#### EXERCISE
Repeat the listing in full, word for word.

#### MATERIAL
--------------------------------------------------

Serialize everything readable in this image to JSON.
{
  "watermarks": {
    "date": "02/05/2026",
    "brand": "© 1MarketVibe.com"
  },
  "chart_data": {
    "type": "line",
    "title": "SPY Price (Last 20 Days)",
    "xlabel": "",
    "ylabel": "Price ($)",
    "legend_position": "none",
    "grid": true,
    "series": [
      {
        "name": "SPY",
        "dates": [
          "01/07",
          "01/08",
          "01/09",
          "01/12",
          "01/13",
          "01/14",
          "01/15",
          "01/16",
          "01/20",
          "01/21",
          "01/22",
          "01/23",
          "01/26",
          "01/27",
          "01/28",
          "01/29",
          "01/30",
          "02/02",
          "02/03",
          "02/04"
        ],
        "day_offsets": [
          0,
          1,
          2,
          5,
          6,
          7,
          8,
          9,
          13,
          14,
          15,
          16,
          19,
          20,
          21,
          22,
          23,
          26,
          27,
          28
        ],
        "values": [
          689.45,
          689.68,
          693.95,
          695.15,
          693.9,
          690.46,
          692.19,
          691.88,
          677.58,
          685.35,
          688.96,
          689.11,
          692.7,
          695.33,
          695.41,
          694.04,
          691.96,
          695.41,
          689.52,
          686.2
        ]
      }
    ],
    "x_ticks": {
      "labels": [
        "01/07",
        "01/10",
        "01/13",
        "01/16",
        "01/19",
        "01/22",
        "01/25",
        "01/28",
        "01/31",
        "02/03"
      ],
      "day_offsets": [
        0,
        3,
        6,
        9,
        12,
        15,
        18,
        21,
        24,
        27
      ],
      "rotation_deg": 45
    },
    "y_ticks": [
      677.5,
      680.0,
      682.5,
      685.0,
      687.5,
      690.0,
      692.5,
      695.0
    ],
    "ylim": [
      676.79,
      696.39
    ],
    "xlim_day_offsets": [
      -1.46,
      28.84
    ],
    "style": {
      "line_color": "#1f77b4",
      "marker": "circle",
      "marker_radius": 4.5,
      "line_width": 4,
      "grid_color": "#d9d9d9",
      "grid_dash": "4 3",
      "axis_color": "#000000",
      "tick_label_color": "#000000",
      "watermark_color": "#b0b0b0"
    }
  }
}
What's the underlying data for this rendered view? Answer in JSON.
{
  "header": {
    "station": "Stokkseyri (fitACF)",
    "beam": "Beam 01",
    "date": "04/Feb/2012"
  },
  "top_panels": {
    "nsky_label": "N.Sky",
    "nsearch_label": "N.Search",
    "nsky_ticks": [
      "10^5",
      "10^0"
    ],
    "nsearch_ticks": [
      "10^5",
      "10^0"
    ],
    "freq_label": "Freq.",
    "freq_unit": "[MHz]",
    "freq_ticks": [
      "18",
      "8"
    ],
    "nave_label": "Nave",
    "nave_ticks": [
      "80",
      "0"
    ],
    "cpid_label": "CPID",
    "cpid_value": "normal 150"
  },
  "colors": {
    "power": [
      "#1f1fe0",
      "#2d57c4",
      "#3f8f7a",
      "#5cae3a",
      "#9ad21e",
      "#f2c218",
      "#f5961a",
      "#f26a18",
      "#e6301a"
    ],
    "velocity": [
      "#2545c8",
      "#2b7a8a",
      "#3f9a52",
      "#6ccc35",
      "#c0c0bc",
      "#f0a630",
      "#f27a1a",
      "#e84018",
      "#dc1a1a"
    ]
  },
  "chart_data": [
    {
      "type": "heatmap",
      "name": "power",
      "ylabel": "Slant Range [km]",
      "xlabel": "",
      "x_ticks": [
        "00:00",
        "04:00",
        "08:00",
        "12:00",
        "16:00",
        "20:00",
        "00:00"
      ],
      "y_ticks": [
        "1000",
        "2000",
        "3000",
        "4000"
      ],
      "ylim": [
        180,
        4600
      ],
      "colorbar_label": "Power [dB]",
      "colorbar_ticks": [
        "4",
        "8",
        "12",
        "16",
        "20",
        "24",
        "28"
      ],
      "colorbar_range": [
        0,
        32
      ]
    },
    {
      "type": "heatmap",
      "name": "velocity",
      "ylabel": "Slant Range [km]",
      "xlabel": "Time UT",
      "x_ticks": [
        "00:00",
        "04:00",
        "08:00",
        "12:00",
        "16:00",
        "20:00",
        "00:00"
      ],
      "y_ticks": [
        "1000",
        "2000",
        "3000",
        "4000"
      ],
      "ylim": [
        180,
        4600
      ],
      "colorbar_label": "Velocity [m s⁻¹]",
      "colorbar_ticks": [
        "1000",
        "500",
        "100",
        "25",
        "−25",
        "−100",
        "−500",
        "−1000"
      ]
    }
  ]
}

--------------------------------------------------

#### RESPONSE FOR THIS EXERCISE
Serialize everything readable in this image to JSON.
{
  "watermarks": {
    "date": "02/05/2026",
    "brand": "© 1MarketVibe.com"
  },
  "chart_data": {
    "type": "line",
    "title": "SPY Price (Last 20 Days)",
    "xlabel": "",
    "ylabel": "Price ($)",
    "legend_position": "none",
    "grid": true,
    "series": [
      {
        "name": "SPY",
        "dates": [
          "01/07",
          "01/08",
          "01/09",
          "01/12",
          "01/13",
          "01/14",
          "01/15",
          "01/16",
          "01/20",
          "01/21",
          "01/22",
          "01/23",
          "01/26",
          "01/27",
          "01/28",
          "01/29",
          "01/30",
          "02/02",
          "02/03",
          "02/04"
        ],
        "day_offsets": [
          0,
          1,
          2,
          5,
          6,
          7,
          8,
          9,
          13,
          14,
          15,
          16,
          19,
          20,
          21,
          22,
          23,
          26,
          27,
          28
        ],
        "values": [
          689.45,
          689.68,
          693.95,
          695.15,
          693.9,
          690.46,
          692.19,
          691.88,
          677.58,
          685.35,
          688.96,
          689.11,
          692.7,
          695.33,
          695.41,
          694.04,
          691.96,
          695.41,
          689.52,
          686.2
        ]
      }
    ],
    "x_ticks": {
      "labels": [
        "01/07",
        "01/10",
        "01/13",
        "01/16",
        "01/19",
        "01/22",
        "01/25",
        "01/28",
        "01/31",
        "02/03"
      ],
      "day_offsets": [
        0,
        3,
        6,
        9,
        12,
        15,
        18,
        21,
        24,
        27
      ],
      "rotation_deg": 45
    },
    "y_ticks": [
      677.5,
      680.0,
      682.5,
      685.0,
      687.5,
      690.0,
      692.5,
      695.0
    ],
    "ylim": [
      676.79,
      696.39
    ],
    "xlim_day_offsets": [
      -1.46,
      28.84
    ],
    "style": {
      "line_color": "#1f77b4",
      "marker": "circle",
      "marker_radius": 4.5,
      "line_width": 4,
      "grid_color": "#d9d9d9",
      "grid_dash": "4 3",
      "axis_color": "#000000",
      "tick_label_color": "#000000",
      "watermark_color": "#b0b0b0"
    }
  }
}
What's the underlying data for this rendered view? Answer in JSON.
{
  "header": {
    "station": "Stokkseyri (fitACF)",
    "beam": "Beam 01",
    "date": "04/Feb/2012"
  },
  "top_panels": {
    "nsky_label": "N.Sky",
    "nsearch_label": "N.Search",
    "nsky_ticks": [
      "10^5",
      "10^0"
    ],
    "nsearch_ticks": [
      "10^5",
      "10^0"
    ],
    "freq_label": "Freq.",
    "freq_unit": "[MHz]",
    "freq_ticks": [
      "18",
      "8"
    ],
    "nave_label": "Nave",
    "nave_ticks": [
      "80",
      "0"
    ],
    "cpid_label": "CPID",
    "cpid_value": "normal 150"
  },
  "colors": {
    "power": [
      "#1f1fe0",
      "#2d57c4",
      "#3f8f7a",
      "#5cae3a",
      "#9ad21e",
      "#f2c218",
      "#f5961a",
      "#f26a18",
      "#e6301a"
    ],
    "velocity": [
      "#2545c8",
      "#2b7a8a",
      "#3f9a52",
      "#6ccc35",
      "#c0c0bc",
      "#f0a630",
      "#f27a1a",
      "#e84018",
      "#dc1a1a"
    ]
  },
  "chart_data": [
    {
      "type": "heatmap",
      "name": "power",
      "ylabel": "Slant Range [km]",
      "xlabel": "",
      "x_ticks": [
        "00:00",
        "04:00",
        "08:00",
        "12:00",
        "16:00",
        "20:00",
        "00:00"
      ],
      "y_ticks": [
        "1000",
        "2000",
        "3000",
        "4000"
      ],
      "ylim": [
        180,
        4600
      ],
      "colorbar_label": "Power [dB]",
      "colorbar_ticks": [
        "4",
        "8",
        "12",
        "16",
        "20",
        "24",
        "28"
      ],
      "colorbar_range": [
        0,
        32
      ]
    },
    {
      "type": "heatmap",
      "name": "velocity",
      "ylabel": "Slant Range [km]",
      "xlabel": "Time UT",
      "x_ticks": [
        "00:00",
        "04:00",
        "08:00",
        "12:00",
        "16:00",
        "20:00",
        "00:00"
      ],
      "y_ticks": [
        "1000",
        "2000",
        "3000",
        "4000"
      ],
      "ylim": [
        180,
        4600
      ],
      "colorbar_label": "Velocity [m s⁻¹]",
      "colorbar_ticks": [
        "1000",
        "500",
        "100",
        "25",
        "−25",
        "−100",
        "−500",
        "−1000"
      ]
    }
  ]
}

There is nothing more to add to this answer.